§ **What you have to do**: Where a line of the listing below includes the word "production", reproduce that line.

__________________________________________________

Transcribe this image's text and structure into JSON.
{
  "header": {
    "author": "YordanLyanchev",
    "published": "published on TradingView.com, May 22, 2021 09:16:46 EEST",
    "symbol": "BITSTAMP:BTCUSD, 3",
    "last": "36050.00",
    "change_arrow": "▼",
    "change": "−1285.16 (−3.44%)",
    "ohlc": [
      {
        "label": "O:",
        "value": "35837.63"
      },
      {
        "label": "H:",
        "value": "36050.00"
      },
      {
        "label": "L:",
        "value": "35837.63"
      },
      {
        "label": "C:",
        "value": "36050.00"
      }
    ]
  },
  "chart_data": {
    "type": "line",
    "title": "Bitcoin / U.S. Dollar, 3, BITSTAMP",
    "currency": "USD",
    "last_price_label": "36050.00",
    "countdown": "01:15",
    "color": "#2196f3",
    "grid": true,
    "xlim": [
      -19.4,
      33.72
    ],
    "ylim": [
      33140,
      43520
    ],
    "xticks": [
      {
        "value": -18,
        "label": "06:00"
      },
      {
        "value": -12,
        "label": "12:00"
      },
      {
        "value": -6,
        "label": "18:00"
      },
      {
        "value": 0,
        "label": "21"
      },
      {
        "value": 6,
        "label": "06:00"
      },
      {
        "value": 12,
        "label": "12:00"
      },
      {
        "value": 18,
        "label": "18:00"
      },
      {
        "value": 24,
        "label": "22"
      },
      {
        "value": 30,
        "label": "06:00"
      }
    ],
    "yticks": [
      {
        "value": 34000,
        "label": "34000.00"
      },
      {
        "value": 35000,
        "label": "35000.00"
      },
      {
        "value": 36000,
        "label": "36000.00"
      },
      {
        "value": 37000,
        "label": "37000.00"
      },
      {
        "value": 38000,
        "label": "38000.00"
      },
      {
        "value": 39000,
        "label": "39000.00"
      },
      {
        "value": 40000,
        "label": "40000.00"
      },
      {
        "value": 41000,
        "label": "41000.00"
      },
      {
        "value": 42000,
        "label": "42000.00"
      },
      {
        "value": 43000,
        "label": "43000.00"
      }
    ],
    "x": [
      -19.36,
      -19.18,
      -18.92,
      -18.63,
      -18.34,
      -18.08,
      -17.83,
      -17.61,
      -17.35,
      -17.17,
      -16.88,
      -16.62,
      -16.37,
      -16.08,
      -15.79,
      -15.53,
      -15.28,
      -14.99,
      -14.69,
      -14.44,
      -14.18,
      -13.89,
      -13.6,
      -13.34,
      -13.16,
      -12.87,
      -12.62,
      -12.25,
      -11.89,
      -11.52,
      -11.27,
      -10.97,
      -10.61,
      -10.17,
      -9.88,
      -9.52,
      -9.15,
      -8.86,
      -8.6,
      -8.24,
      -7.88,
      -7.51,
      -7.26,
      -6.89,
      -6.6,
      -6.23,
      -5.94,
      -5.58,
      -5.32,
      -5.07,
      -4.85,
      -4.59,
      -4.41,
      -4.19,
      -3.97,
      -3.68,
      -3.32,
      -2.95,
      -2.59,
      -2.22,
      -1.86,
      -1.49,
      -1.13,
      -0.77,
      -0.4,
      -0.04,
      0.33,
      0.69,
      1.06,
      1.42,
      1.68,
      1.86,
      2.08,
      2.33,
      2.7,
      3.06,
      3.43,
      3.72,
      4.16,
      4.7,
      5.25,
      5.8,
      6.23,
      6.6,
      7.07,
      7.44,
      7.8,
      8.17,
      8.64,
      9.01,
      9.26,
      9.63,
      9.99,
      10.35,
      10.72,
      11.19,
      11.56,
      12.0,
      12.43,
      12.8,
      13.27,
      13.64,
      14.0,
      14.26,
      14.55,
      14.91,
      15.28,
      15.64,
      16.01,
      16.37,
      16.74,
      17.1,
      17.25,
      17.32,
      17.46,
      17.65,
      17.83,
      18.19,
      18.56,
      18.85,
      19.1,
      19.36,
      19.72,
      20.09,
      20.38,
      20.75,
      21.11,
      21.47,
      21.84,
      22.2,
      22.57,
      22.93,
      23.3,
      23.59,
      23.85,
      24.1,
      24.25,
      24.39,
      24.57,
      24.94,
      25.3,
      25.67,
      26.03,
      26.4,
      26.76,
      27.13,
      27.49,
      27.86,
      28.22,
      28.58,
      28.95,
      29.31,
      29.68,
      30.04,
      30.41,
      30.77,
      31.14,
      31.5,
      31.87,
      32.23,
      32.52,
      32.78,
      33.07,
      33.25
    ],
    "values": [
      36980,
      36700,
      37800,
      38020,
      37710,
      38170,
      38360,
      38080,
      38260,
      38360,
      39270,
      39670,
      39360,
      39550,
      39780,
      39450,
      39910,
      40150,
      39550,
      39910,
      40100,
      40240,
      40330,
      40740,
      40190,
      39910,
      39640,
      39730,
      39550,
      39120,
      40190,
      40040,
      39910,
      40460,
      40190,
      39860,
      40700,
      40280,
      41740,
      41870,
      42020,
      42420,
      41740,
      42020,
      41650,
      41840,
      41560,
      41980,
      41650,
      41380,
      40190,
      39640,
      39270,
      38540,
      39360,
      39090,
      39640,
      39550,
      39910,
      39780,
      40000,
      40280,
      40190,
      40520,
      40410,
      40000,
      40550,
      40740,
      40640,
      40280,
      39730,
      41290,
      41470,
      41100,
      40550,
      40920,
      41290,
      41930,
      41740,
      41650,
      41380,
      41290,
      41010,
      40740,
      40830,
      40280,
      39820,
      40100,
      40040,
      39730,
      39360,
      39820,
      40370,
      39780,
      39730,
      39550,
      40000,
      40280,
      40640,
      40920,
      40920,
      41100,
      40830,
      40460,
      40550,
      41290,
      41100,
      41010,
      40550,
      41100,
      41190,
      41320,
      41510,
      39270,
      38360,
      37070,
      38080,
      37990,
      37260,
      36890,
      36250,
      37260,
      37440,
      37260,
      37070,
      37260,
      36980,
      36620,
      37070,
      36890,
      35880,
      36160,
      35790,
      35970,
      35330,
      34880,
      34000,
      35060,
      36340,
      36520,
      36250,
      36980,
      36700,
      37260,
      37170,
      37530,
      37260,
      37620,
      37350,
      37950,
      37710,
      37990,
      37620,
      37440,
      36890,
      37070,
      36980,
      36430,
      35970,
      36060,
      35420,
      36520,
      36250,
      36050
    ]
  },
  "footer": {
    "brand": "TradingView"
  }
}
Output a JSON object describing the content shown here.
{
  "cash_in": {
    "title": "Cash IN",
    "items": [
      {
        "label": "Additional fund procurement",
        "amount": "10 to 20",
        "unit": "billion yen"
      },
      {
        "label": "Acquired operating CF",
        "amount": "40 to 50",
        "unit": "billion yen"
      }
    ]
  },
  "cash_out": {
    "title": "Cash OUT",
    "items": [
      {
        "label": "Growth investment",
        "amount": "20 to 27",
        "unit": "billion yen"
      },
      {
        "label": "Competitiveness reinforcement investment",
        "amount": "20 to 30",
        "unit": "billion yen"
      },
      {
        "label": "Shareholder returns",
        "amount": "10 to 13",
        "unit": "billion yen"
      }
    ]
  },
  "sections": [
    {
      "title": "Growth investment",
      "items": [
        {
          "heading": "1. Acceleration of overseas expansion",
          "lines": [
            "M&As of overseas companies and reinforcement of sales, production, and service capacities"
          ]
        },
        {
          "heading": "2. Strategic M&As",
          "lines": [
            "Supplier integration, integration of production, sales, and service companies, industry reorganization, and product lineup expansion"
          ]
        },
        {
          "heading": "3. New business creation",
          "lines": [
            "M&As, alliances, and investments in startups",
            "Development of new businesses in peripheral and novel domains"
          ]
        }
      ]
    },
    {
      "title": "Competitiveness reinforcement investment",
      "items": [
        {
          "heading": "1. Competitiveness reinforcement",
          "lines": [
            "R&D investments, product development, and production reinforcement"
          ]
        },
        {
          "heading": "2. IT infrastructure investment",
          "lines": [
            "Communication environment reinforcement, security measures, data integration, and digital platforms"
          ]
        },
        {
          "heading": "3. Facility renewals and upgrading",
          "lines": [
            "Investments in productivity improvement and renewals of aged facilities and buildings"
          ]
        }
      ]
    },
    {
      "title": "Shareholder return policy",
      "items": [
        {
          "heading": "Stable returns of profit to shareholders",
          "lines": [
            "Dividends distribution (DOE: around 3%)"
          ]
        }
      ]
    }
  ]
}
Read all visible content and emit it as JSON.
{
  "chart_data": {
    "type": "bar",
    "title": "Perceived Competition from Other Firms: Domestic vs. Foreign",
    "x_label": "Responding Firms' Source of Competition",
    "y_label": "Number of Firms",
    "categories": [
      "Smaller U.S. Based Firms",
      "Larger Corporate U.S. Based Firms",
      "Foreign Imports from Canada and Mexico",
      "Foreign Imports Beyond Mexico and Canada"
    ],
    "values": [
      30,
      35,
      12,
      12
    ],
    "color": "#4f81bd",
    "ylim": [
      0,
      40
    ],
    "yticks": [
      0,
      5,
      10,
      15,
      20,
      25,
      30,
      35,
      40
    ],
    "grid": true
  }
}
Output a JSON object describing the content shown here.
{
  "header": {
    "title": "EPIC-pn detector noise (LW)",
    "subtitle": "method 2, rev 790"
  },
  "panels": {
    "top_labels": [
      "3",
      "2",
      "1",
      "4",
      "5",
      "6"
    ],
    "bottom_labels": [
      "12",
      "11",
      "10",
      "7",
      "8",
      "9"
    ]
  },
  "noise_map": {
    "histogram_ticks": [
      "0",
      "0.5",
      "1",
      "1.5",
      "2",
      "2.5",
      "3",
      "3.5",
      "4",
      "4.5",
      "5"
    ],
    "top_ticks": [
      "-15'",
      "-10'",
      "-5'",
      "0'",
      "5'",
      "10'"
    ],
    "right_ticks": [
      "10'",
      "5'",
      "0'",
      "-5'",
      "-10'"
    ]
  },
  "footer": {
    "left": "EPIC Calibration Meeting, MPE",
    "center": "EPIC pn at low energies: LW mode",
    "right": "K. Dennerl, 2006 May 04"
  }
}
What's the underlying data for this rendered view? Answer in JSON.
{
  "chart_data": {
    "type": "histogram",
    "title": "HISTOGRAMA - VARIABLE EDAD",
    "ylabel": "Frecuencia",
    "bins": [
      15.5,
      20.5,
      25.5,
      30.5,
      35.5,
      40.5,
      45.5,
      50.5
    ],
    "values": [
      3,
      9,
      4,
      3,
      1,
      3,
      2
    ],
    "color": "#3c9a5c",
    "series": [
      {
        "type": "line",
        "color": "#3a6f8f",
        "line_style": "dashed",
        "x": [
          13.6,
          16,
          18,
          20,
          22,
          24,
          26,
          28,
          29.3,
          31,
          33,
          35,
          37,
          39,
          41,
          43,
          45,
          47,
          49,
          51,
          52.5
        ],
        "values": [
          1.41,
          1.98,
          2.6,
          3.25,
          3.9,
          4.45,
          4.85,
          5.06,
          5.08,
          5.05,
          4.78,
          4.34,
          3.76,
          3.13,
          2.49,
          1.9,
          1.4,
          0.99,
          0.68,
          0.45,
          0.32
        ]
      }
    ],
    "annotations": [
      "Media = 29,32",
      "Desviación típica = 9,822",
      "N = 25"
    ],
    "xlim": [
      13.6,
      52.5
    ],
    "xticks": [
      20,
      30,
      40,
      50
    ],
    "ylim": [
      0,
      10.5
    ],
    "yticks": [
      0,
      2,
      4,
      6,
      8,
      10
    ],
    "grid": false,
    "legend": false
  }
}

__________________________________________________

§ **Solution below**:
            "M&As of overseas companies and reinforcement of sales, production, and service capacities"
            "Supplier integration, integration of production, sales, and service companies, industry reorganization, and product lineup expansion"
            "R&D investments, product development, and production reinforcement"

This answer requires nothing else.